LPR-Beschluss

Für paritätische Wahllisten und quotierte Direktwahlkreise – Wir GRÜNE bleiben Vorreiterin und Vorbild für Geschlechtergerechtigkeit

Beschluss des Landesparteirats am 27.10.2019 in Essen

 

Wir GRÜNE sind seit unserer Gründung der Motor der Geschlechterdemokratie im Bund, in den Ländern und in den Städten und Gemeinden. Unser Frauenstatut gibt vor, dass Wahllisten nach dem Reißverschlussprinzip mindestens abwechselnd mit Frauen und allen Kandidierenden* unabhängig von ihrem Geschlecht zu besetzen sind (Mindestparität). Dadurch ist die Chancengleichheit für Kandidierende* gewährleistet, ihr passives Wahlrecht können Frauen so gleichermaßen wahrnehmen. Die paritätisch besetzten Wahllisten führen im Grundsatz dazu, dass auch die grünen Fraktionen mindestquotiert sind. Damit sichern die grünen Fraktionen – oft als einzige in den Parlamenten und Vertretungen – den Anspruch auf gleichberechtigte demokratische Teilhabe. Die Repräsentanz von allen Geschlechtern in ihrer Vielfalt führt dazu, dass über für alle Geschlechter relevante Themen in ihrer ganzen Bandbreite diskutiert und entschieden wird.

Die grünen Regeln zur gleichberechtigten Partizipation von Frauen an der politischen Willensbildung waren Vorbild für andere Parteien. Zu den Kommunalwahlen 2020 haben wir GRÜNE in NRW die historische Chance, erneut Vorreiterin für Geschlechtergerechtigkeit zu werden, indem wir auch die Direktwahlkreise mindestparitätisch besetzen.

Bei der Kommunalwahl 2014 haben sich GRÜNE NRW-weit mit zwölf Direktmandaten von 741 Wahlkreisen in den kreisfreien Städten durch vier Frauen und acht Männer durchgesetzt. Wir erfahren zurzeit einen besonders großen Zuspruch zu unserer Politik. Auch das Europawahlergebnis vom 26. Mai 2019 lässt hoffen, dass wir bei der Kommunalwahl 2020 größere Fraktionen in den Räten stellen werden und die Direktmandate eine wichtigere Rolle für uns spielen. In den Städten, in denen wir GRÜNE zur Europawahl stärkste Kraft wurden, könnte ein großer Anteil der Direktwahlkreise gewonnen werden. Diese Chance, die sich uns auch in vielen weiteren Städten, in denen Grüne zweitstärkste Kraft wurden, bietet, stellt uns vor die Herausforderung, die Direktwahlkreise ebenfalls quotiert zu besetzen, um nach der Wahl eine paritätisch besetzte grüne Fraktion zu erhalten und unserer Selbstverpflichtung der mindestens gleichberechtigten Repräsentanz von Frauen auch in Zukunft gerecht zu werden. Nicht-paritätisch besetzte Fraktionen sind nicht mit unseren GRÜNEN Grundsätzen und Werten vereinbar, weshalb wir diese Herausforderung ernsthaft und mit Nachdruck angehen.

▶ Daten
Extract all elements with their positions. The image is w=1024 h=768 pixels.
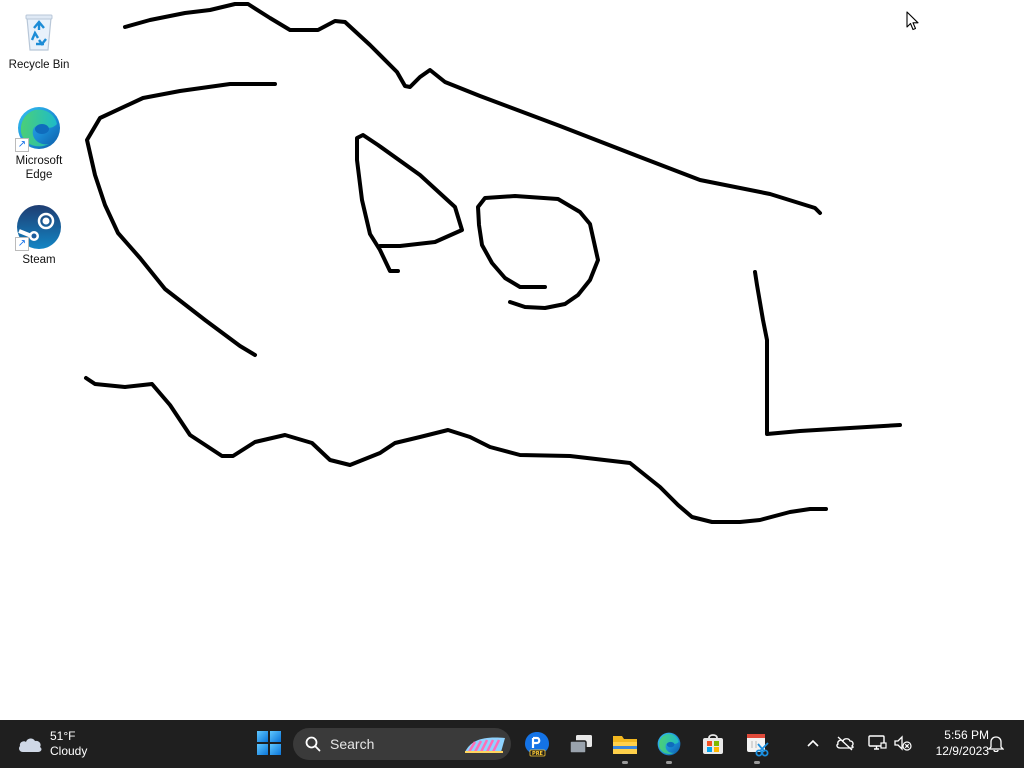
onedrive-off-icon xyxy=(836,736,854,751)
stroke-letter-o xyxy=(476,194,600,310)
desktop[interactable]: Recycle Bin ↗ Microsoft Edge ↗ Steam xyxy=(0,0,1024,720)
weather-condition: Cloudy xyxy=(50,744,88,758)
desktop-icon-recycle-bin[interactable]: Recycle Bin xyxy=(3,8,75,72)
snipping-tool-icon xyxy=(747,734,769,757)
tray-volume[interactable] xyxy=(892,732,914,754)
edge-icon: ↗ xyxy=(15,104,63,152)
clock-time: 5:56 PM xyxy=(944,728,989,742)
taskbar-snipping-tool[interactable] xyxy=(741,728,773,764)
taskbar-microsoft-edge[interactable] xyxy=(653,728,685,764)
stroke-letter-l xyxy=(753,270,902,436)
photoshop-icon: PRE xyxy=(525,732,549,757)
shortcut-arrow-icon: ↗ xyxy=(15,237,29,251)
running-indicator xyxy=(754,761,760,764)
taskbar-app-photoshop-express[interactable]: PRE xyxy=(521,728,553,760)
steam-label: Steam xyxy=(22,254,56,266)
search-icon xyxy=(305,736,321,752)
weather-temperature: 51°F xyxy=(50,729,76,743)
weather-widget[interactable]: 51°F Cloudy xyxy=(16,728,87,760)
stroke-bottom-wave xyxy=(84,376,828,524)
search-label: Search xyxy=(330,736,375,752)
system-clock[interactable]: 5:56 PM 12/9/2023 xyxy=(919,727,989,759)
running-indicator xyxy=(622,761,628,764)
photoshop-badge: PRE xyxy=(532,751,544,757)
taskbar-file-explorer[interactable] xyxy=(609,728,641,764)
tray-onedrive[interactable] xyxy=(834,732,856,754)
taskbar-microsoft-store[interactable] xyxy=(697,728,729,760)
recycle-bin-label: Recycle Bin xyxy=(8,59,70,71)
show-hidden-icons-button[interactable] xyxy=(802,732,824,754)
volume-muted-icon xyxy=(894,735,912,751)
folder-icon xyxy=(613,736,637,754)
chevron-up-icon xyxy=(807,739,819,747)
desktop-icon-steam[interactable]: ↗ Steam xyxy=(3,203,75,267)
taskbar-search-box[interactable]: Search xyxy=(293,728,511,760)
tray-network[interactable] xyxy=(866,732,888,754)
clock-date: 12/9/2023 xyxy=(935,744,989,758)
search-highlight-icon xyxy=(465,737,505,753)
bell-icon xyxy=(988,736,1004,752)
cloud-icon xyxy=(19,738,42,752)
desktop-icon-microsoft-edge[interactable]: ↗ Microsoft Edge xyxy=(3,104,75,182)
stroke-letter-a xyxy=(355,133,464,273)
recycle-bin-icon xyxy=(15,8,63,56)
stroke-top-outline xyxy=(123,2,822,215)
shortcut-arrow-icon: ↗ xyxy=(15,138,29,152)
mouse-cursor-icon xyxy=(906,11,919,31)
edge-icon xyxy=(657,732,681,756)
store-icon xyxy=(703,734,723,754)
task-view-icon xyxy=(569,735,592,754)
notification-center-button[interactable] xyxy=(985,732,1007,754)
start-button[interactable] xyxy=(256,730,282,756)
microsoft-edge-label: Microsoft Edge xyxy=(15,155,63,181)
freehand-drawing xyxy=(84,2,902,524)
running-indicator xyxy=(666,761,672,764)
taskbar: 51°F Cloudy Search PRE 5:56 PM 12/9/2023 xyxy=(0,720,1024,768)
stroke-left-curve xyxy=(85,82,277,357)
steam-icon: ↗ xyxy=(15,203,63,251)
network-icon xyxy=(868,735,887,750)
taskbar-task-view[interactable] xyxy=(565,728,597,760)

▶ Aufgaben
1 > Nennen Sie alle politischen Ebenen, auf denen sich die GRÜNEN laut dem ersten Absatz des Beschlusses zu paritätischen Wahllisten als Motor der Geschlechterdemokratie sehen.
2 > Schreiben Sie aus dem Beschluss zu paritätischen Wahllisten den Abschnitt ab, der mit „Die grünen Regeln“ beginnt und bis einschließlich „Direktwahlkreise mindestparitätisch besetzen.“ reicht.
3 > Setzen Sie den Beschluss zu paritätischen Wahllisten und quotierten Direktwahlkreisen im Anschluss an seinen letzten Satz fort.

▶ Lösungen
1 > Bund, Länder, Städte, Gemeinden

2 >
Die grünen Regeln zur gleichberechtigten Partizipation von Frauen an der politischen Willensbildung waren Vorbild für andere Parteien. Zu den Kommunalwahlen 2020 haben wir GRÜNE in NRW die historische Chance, erneut Vorreiterin für Geschlechtergerechtigkeit zu werden, indem wir auch die Direktwahlkreise mindestparitätisch besetzen.

3 >
Umsetzung

Da es weder auf Bundes- noch auf Landesebene ein Parité-Gesetz gibt, haben wir keine gesetzlichen Vorgaben für die quotierte Besetzung von Direktwahlkreisen. Eine rechtliche Handhabe hierzu wird es bis zur Kommunalwahl 2020 auch nicht geben, so dass alle Formen der Umsetzung nur auf Freiwilligkeit beruhen können. Die Recherchen zeigen, dass es zu der Quotierung von Wahlkreisen deutschlandweit und international zurzeit kein Modell gibt, das eins zu eins auf unsere Situation in NRW übertragbar bzw. für uns als Partei ohne gesetzliche Grundlage landesweit anwendbar ist. In Frankreich z.B. wurde die Anzahl der Wahlkreise halbiert und es steht jeweils ein Tandem Frau/Mann zur Wahl. Letzteres ist auf Basis unseres Wahlrechts ausgeschlossen. Die Parité -Gesetzentwürfe in Brandenburg und in Thüringen – mit deutlicher grüner Handschrift – geben nur die Quotierung von Wahllisten vor. Beim Diskurs um ein mögliches Parité-Gesetz legen wir zudem auf eine verfassungsgemäße Ausgestaltung großen Wert.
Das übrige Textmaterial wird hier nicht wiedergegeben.